#### Prompt
Filter the records below, keeping each line that contains the string "scrollbar".

* * * * * * * * *

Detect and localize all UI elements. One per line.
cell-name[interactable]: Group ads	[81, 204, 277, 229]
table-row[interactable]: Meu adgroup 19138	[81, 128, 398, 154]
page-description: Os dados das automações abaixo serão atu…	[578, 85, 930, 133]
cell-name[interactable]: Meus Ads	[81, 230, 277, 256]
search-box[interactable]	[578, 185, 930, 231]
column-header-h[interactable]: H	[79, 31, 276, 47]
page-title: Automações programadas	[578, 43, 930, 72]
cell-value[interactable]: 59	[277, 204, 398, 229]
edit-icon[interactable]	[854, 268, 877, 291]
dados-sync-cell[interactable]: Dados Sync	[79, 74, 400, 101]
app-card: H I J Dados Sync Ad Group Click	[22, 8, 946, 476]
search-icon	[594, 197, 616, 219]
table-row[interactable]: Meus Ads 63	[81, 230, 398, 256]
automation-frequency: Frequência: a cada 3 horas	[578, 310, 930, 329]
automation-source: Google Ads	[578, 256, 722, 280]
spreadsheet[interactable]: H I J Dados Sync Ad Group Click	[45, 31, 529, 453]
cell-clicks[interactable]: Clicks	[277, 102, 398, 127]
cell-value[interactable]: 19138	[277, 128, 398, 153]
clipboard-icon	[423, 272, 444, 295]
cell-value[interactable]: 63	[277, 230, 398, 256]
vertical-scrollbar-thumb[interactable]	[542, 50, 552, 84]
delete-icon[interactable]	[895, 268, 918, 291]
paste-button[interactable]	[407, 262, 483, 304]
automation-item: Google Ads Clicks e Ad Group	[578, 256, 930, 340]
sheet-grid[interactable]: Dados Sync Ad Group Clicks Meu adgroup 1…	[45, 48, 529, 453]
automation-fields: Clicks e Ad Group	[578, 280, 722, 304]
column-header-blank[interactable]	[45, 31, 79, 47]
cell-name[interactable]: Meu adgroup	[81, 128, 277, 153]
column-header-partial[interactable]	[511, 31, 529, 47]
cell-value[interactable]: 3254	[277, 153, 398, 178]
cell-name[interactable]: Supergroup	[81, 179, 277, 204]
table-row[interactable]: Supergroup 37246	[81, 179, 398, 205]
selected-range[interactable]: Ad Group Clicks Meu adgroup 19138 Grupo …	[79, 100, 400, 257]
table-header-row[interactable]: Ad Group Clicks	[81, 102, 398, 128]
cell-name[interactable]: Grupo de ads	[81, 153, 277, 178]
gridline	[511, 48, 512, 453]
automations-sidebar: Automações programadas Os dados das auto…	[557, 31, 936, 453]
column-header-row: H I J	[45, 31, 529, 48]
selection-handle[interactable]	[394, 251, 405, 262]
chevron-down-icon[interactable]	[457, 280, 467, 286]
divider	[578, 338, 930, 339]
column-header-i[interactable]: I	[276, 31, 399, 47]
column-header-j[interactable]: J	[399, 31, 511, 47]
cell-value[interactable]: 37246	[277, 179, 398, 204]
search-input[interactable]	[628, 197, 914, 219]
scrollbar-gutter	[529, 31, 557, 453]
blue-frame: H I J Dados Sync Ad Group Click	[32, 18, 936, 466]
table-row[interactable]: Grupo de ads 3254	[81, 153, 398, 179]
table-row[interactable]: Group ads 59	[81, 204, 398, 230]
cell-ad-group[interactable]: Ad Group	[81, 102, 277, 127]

* * * * * * * * *

#### Complete response
vertical-scrollbar-thumb[interactable]	[542, 50, 552, 84]
scrollbar-gutter	[529, 31, 557, 453]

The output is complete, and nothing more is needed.